* Begin *

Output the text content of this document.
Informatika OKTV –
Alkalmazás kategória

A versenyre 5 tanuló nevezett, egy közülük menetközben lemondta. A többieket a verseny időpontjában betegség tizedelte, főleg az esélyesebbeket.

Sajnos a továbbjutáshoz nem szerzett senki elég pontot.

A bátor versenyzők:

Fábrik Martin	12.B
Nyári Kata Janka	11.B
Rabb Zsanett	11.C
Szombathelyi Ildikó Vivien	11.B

* End *

▶ Objective: All of the data needs to be reproduced exactly, with no line missing.

▶ The output:
Output the text content of this document.
Informatika OKTV –
Alkalmazás kategória

A versenyre 5 tanuló nevezett, egy közülük menetközben lemondta. A többieket a verseny időpontjában betegség tizedelte, főleg az esélyesebbeket.

Sajnos a továbbjutáshoz nem szerzett senki elég pontot.

A bátor versenyzők:

Fábrik Martin	12.B
Nyári Kata Janka	11.B
Rabb Zsanett	11.C
Szombathelyi Ildikó Vivien	11.B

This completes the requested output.